Provided data:
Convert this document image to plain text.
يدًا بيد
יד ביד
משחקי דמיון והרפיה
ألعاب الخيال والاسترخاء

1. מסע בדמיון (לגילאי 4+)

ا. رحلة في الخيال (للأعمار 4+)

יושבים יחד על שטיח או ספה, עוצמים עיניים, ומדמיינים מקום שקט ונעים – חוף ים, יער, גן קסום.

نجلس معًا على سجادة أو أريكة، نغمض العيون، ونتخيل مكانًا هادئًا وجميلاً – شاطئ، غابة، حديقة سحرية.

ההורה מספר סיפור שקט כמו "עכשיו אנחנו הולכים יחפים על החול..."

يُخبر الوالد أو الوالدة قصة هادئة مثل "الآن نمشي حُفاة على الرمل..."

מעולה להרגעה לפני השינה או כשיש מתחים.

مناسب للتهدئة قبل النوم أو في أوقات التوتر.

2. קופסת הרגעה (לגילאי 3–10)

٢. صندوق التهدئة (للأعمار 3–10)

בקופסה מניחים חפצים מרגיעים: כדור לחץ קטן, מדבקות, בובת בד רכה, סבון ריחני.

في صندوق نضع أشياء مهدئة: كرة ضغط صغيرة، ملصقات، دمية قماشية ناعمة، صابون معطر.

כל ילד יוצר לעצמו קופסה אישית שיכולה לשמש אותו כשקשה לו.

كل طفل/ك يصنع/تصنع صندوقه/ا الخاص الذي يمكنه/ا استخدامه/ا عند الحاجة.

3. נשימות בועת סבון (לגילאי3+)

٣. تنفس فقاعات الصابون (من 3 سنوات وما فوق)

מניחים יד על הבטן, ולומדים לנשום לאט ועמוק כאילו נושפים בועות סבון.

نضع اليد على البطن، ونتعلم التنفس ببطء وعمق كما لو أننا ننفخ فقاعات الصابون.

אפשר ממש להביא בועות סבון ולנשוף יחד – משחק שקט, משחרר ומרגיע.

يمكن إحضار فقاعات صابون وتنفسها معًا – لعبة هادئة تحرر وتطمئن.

--

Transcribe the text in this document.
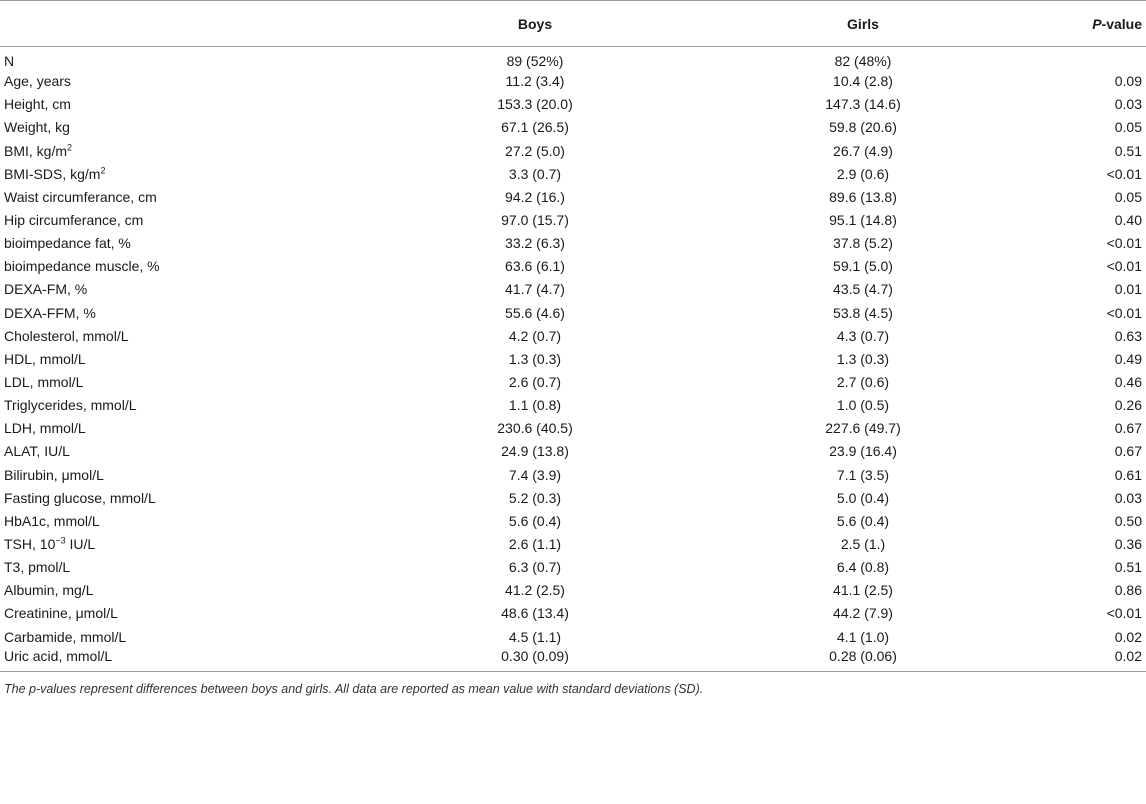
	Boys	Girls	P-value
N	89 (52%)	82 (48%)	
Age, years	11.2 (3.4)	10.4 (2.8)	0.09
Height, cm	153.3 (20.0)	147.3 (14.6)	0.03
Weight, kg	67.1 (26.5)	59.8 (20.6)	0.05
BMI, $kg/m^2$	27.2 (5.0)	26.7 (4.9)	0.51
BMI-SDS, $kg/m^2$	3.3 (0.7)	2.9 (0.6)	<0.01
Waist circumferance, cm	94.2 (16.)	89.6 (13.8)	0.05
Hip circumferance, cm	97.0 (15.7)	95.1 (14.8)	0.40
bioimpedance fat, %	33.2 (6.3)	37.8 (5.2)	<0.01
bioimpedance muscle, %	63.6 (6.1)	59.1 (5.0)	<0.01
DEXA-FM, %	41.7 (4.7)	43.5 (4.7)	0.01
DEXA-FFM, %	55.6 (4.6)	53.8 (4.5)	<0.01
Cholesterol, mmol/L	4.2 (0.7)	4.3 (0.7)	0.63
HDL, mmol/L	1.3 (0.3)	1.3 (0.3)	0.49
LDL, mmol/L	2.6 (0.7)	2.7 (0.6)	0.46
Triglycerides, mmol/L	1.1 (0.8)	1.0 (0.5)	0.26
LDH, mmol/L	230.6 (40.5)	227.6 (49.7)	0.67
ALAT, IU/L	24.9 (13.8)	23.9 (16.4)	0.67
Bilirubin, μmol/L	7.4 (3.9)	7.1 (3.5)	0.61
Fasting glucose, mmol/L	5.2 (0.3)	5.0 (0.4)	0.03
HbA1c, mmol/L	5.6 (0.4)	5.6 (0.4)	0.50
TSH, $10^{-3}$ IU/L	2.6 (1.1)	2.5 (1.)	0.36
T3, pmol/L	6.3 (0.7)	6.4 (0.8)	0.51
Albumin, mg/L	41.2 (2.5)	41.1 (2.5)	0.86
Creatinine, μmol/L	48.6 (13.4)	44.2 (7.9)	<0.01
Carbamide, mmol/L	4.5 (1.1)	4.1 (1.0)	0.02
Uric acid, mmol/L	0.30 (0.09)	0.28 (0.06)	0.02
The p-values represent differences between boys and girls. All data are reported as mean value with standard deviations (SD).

Given task: Pick out and copy the lines of the material that include the word "للأعمار".

Full solution:
ا. رحلة في الخيال (للأعمار 4+)
٢. صندوق التهدئة (للأعمار 3–10)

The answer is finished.